--- Problem details ---
Quote every entry word for word.

-- Begin Task material --

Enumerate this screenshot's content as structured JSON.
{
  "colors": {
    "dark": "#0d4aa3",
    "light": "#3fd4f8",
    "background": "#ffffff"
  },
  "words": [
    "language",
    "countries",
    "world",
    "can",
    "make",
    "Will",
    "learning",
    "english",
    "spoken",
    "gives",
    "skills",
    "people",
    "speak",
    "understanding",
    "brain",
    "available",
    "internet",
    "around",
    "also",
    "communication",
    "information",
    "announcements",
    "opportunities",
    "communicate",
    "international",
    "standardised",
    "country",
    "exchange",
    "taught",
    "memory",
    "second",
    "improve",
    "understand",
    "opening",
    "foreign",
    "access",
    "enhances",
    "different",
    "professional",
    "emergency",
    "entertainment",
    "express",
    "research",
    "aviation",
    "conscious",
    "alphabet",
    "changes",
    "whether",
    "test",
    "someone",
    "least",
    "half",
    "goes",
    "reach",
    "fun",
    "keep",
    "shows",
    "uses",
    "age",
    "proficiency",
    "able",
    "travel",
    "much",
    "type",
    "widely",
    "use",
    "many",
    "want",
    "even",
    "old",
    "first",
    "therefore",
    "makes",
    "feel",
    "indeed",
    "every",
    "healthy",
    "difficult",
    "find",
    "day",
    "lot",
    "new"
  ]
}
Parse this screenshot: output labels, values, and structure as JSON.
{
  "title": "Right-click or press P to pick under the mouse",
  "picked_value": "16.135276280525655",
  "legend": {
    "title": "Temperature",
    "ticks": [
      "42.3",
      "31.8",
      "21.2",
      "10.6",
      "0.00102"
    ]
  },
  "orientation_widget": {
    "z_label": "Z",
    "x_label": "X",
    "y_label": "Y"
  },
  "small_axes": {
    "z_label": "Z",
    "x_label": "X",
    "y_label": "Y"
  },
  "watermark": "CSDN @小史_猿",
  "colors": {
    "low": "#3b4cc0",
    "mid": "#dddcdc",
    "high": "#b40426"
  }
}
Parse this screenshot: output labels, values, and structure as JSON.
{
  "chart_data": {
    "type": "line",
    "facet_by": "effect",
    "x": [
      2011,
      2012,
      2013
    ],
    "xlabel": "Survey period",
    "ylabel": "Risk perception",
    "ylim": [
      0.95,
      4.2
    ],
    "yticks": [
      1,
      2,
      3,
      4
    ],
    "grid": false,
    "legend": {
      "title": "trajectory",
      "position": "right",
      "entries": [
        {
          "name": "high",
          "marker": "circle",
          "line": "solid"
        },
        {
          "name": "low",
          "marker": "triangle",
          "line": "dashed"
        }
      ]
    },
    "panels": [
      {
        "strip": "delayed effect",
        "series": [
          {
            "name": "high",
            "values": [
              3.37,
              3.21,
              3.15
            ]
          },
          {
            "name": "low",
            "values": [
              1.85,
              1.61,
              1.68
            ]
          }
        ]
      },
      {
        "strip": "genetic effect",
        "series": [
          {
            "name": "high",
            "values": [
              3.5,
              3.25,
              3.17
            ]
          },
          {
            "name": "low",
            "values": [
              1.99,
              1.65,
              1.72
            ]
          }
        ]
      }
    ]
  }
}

-- End Task material --

--- Result of this exercise ---
Enumerate this screenshot's content as structured JSON.
{
  "colors": {
    "dark": "#0d4aa3",
    "light": "#3fd4f8",
    "background": "#ffffff"
  },
  "words": [
    "language",
    "countries",
    "world",
    "can",
    "make",
    "Will",
    "learning",
    "english",
    "spoken",
    "gives",
    "skills",
    "people",
    "speak",
    "understanding",
    "brain",
    "available",
    "internet",
    "around",
    "also",
    "communication",
    "information",
    "announcements",
    "opportunities",
    "communicate",
    "international",
    "standardised",
    "country",
    "exchange",
    "taught",
    "memory",
    "second",
    "improve",
    "understand",
    "opening",
    "foreign",
    "access",
    "enhances",
    "different",
    "professional",
    "emergency",
    "entertainment",
    "express",
    "research",
    "aviation",
    "conscious",
    "alphabet",
    "changes",
    "whether",
    "test",
    "someone",
    "least",
    "half",
    "goes",
    "reach",
    "fun",
    "keep",
    "shows",
    "uses",
    "age",
    "proficiency",
    "able",
    "travel",
    "much",
    "type",
    "widely",
    "use",
    "many",
    "want",
    "even",
    "old",
    "first",
    "therefore",
    "makes",
    "feel",
    "indeed",
    "every",
    "healthy",
    "difficult",
    "find",
    "day",
    "lot",
    "new"
  ]
}
Parse this screenshot: output labels, values, and structure as JSON.
{
  "title": "Right-click or press P to pick under the mouse",
  "picked_value": "16.135276280525655",
  "legend": {
    "title": "Temperature",
    "ticks": [
      "42.3",
      "31.8",
      "21.2",
      "10.6",
      "0.00102"
    ]
  },
  "orientation_widget": {
    "z_label": "Z",
    "x_label": "X",
    "y_label": "Y"
  },
  "small_axes": {
    "z_label": "Z",
    "x_label": "X",
    "y_label": "Y"
  },
  "watermark": "CSDN @小史_猿",
  "colors": {
    "low": "#3b4cc0",
    "mid": "#dddcdc",
    "high": "#b40426"
  }
}
Parse this screenshot: output labels, values, and structure as JSON.
{
  "chart_data": {
    "type": "line",
    "facet_by": "effect",
    "x": [
      2011,
      2012,
      2013
    ],
    "xlabel": "Survey period",
    "ylabel": "Risk perception",
    "ylim": [
      0.95,
      4.2
    ],
    "yticks": [
      1,
      2,
      3,
      4
    ],
    "grid": false,
    "legend": {
      "title": "trajectory",
      "position": "right",
      "entries": [
        {
          "name": "high",
          "marker": "circle",
          "line": "solid"
        },
        {
          "name": "low",
          "marker": "triangle",
          "line": "dashed"
        }
      ]
    },
    "panels": [
      {
        "strip": "delayed effect",
        "series": [
          {
            "name": "high",
            "values": [
              3.37,
              3.21,
              3.15
            ]
          },
          {
            "name": "low",
            "values": [
              1.85,
              1.61,
              1.68
            ]
          }
        ]
      },
      {
        "strip": "genetic effect",
        "series": [
          {
            "name": "high",
            "values": [
              3.5,
              3.25,
              3.17
            ]
          },
          {
            "name": "low",
            "values": [
              1.99,
              1.65,
              1.72
            ]
          }
        ]
      }
    ]
  }
}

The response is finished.